_PROBLEM_
All the data should be repeated exactly. Any image in it is left out.

_MATERIAL FOR THIS TASK_
————

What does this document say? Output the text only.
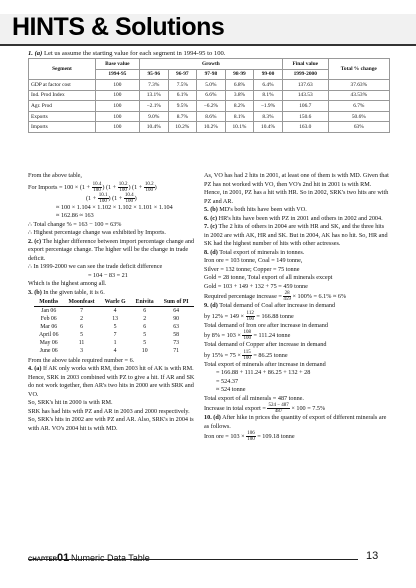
HINTS & Solutions
1. (a) Let us assume the starting value for each segment in 1994-95 to 100.
Segment	Base value	Growth					Final value	Total % change
	1994-95	95-96	96-97	97-98	98-99	99-00	1999-2000	
GDP at factor cost	100	7.3%	7.5%	5.0%	6.8%	6.4%	137.63	37.63%
Ind. Prod Index	100	13.1%	6.1%	6.6%	3.8%	8.1%	143.53	43.53%
Agr. Prod	100	−2.1%	9.5%	−6.2%	8.2%	−1.9%	106.7	6.7%
Exports	100	9.0%	8.7%	8.6%	8.1%	8.3%	150.6	50.6%
Imports	100	10.4%	10.2%	10.2%	10.1%	10.4%	163.0	63%

From the above table,

For Imports = $100 \times (1 + \frac{10.4}{100}$ ) ($1 + \frac{10.2}{100}$ ) ($1 + \frac{10.2}{100}$ )

($1 + \frac{10.1}{100}$ ) ($1 + \frac{10.4}{100}$ )

≈ 100 × 1.104 × 1.102 × 1.102 × 1.101 × 1.104

≈ 162.86 ≈ 163

∴ Total change % = 163 − 100 = 63%

∴ Highest percentage change was exhibited by Imports.

2. (c) The higher difference between import percentage change and export percentage change. The higher will be the change in trade deficit.

∴ In 1999-2000 we can see the trade deficit difference

= 104 − 83 = 21

Which is the highest among all.

3. (b) In the given table, it is 6.

Months	Moonfeast	Warle G	Enivita	Sum of PI
Jan 06	7	4	6	64
Feb 06	2	13	2	90
Mar 06	6	5	6	63
April 06	5	7	5	58
May 06	11	1	5	73
June 06	3	4	10	71

From the above table required number = 6.

4. (a) If AK only works with RM, then 2003 hit of AK is with RM.

Hence, SRK in 2003 combined with PZ to give a hit. If AR and SK do not work together, then AR's two hits in 2000 are with SRK and VO.

So, SRK's hit in 2000 is with RM.

SRK has had hits with PZ and AR in 2003 and 2000 respectively. So, SRK's hits in 2002 are with PZ and AR. Also, SRK's in 2004 is with AR. VO's 2004 hit is with MD.

As, VO has had 2 hits in 2001, at least one of them is with MD. Given that PZ has not worked with VO, then VO's 2nd hit in 2001 is with RM. Hence, in 2001, PZ has a hit with HR. So in 2002, SRK's two hits are with PZ and AR.

5. (b) MD's both hits have been with VO.

6. (c) HR's hits have been with PZ in 2001 and others in 2002 and 2004.

7. (c) The 2 hits of others in 2004 are with HR and SK, and the three hits in 2002 are with AK, HR and SK. But in 2004, AK has no hit. So, HR and SK had the highest number of hits with other actresses.

8. (d) Total export of minerals in tonnes.

Iron ore = 103 tonne, Coal = 149 tonne,

Silver = 132 tonne; Copper = 75 tonne

Gold = 28 tonne, Total export of all minerals except

Gold = 103 + 149 + 132 + 75 = 459 tonne

Required percentage increase = $\frac{28}{459} \times 100\% = 6.1\% \approx 6\%$

9. (d) Total demand of Coal after increase in demand

by $12\% = 149 \times \frac{112}{100} = 166.88$ tonne

Total demand of Iron ore after increase in demand

by $8\% = 103 \times \frac{108}{100} = 111.24$ tonne

Total demand of Copper after increase in demand

by $15\% = 75 \times \frac{115}{100} = 86.25$ tonne

Total export of minerals after increase in demand

= 166.88 + 111.24 + 86.25 + 132 + 28

= 524.37

≈ 524 tonne

Total export of all minerals = 487 tonne.

Increase in total export = $\frac{524 - 487}{487} \times 100 = 7.5\%$

10. (d) After hike in prices the quantity of export of different minerals are as follows.

Iron ore = $103 \times \frac{106}{100} = 109.18$ tonne

CHAPTER01 Numeric Data Table	13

————

_REPLY_
What does this document say? Output the text only.
HINTS & Solutions
1. (a) Let us assume the starting value for each segment in 1994-95 to 100.
Segment	Base value	Growth					Final value	Total % change
	1994-95	95-96	96-97	97-98	98-99	99-00	1999-2000	
GDP at factor cost	100	7.3%	7.5%	5.0%	6.8%	6.4%	137.63	37.63%
Ind. Prod Index	100	13.1%	6.1%	6.6%	3.8%	8.1%	143.53	43.53%
Agr. Prod	100	−2.1%	9.5%	−6.2%	8.2%	−1.9%	106.7	6.7%
Exports	100	9.0%	8.7%	8.6%	8.1%	8.3%	150.6	50.6%
Imports	100	10.4%	10.2%	10.2%	10.1%	10.4%	163.0	63%

From the above table,

For Imports = $100 \times (1 + \frac{10.4}{100}$ ) ($1 + \frac{10.2}{100}$ ) ($1 + \frac{10.2}{100}$ )

($1 + \frac{10.1}{100}$ ) ($1 + \frac{10.4}{100}$ )

≈ 100 × 1.104 × 1.102 × 1.102 × 1.101 × 1.104

≈ 162.86 ≈ 163

∴ Total change % = 163 − 100 = 63%

∴ Highest percentage change was exhibited by Imports.

2. (c) The higher difference between import percentage change and export percentage change. The higher will be the change in trade deficit.

∴ In 1999-2000 we can see the trade deficit difference

= 104 − 83 = 21

Which is the highest among all.

3. (b) In the given table, it is 6.

Months	Moonfeast	Warle G	Enivita	Sum of PI
Jan 06	7	4	6	64
Feb 06	2	13	2	90
Mar 06	6	5	6	63
April 06	5	7	5	58
May 06	11	1	5	73
June 06	3	4	10	71

From the above table required number = 6.

4. (a) If AK only works with RM, then 2003 hit of AK is with RM.

Hence, SRK in 2003 combined with PZ to give a hit. If AR and SK do not work together, then AR's two hits in 2000 are with SRK and VO.

So, SRK's hit in 2000 is with RM.

SRK has had hits with PZ and AR in 2003 and 2000 respectively. So, SRK's hits in 2002 are with PZ and AR. Also, SRK's in 2004 is with AR. VO's 2004 hit is with MD.

As, VO has had 2 hits in 2001, at least one of them is with MD. Given that PZ has not worked with VO, then VO's 2nd hit in 2001 is with RM. Hence, in 2001, PZ has a hit with HR. So in 2002, SRK's two hits are with PZ and AR.

5. (b) MD's both hits have been with VO.

6. (c) HR's hits have been with PZ in 2001 and others in 2002 and 2004.

7. (c) The 2 hits of others in 2004 are with HR and SK, and the three hits in 2002 are with AK, HR and SK. But in 2004, AK has no hit. So, HR and SK had the highest number of hits with other actresses.

8. (d) Total export of minerals in tonnes.

Iron ore = 103 tonne, Coal = 149 tonne,

Silver = 132 tonne; Copper = 75 tonne

Gold = 28 tonne, Total export of all minerals except

Gold = 103 + 149 + 132 + 75 = 459 tonne

Required percentage increase = $\frac{28}{459} \times 100\% = 6.1\% \approx 6\%$

9. (d) Total demand of Coal after increase in demand

by $12\% = 149 \times \frac{112}{100} = 166.88$ tonne

Total demand of Iron ore after increase in demand

by $8\% = 103 \times \frac{108}{100} = 111.24$ tonne

Total demand of Copper after increase in demand

by $15\% = 75 \times \frac{115}{100} = 86.25$ tonne

Total export of minerals after increase in demand

= 166.88 + 111.24 + 86.25 + 132 + 28

= 524.37

≈ 524 tonne

Total export of all minerals = 487 tonne.

Increase in total export = $\frac{524 - 487}{487} \times 100 = 7.5\%$

10. (d) After hike in prices the quantity of export of different minerals are as follows.

Iron ore = $103 \times \frac{106}{100} = 109.18$ tonne

CHAPTER01 Numeric Data Table	13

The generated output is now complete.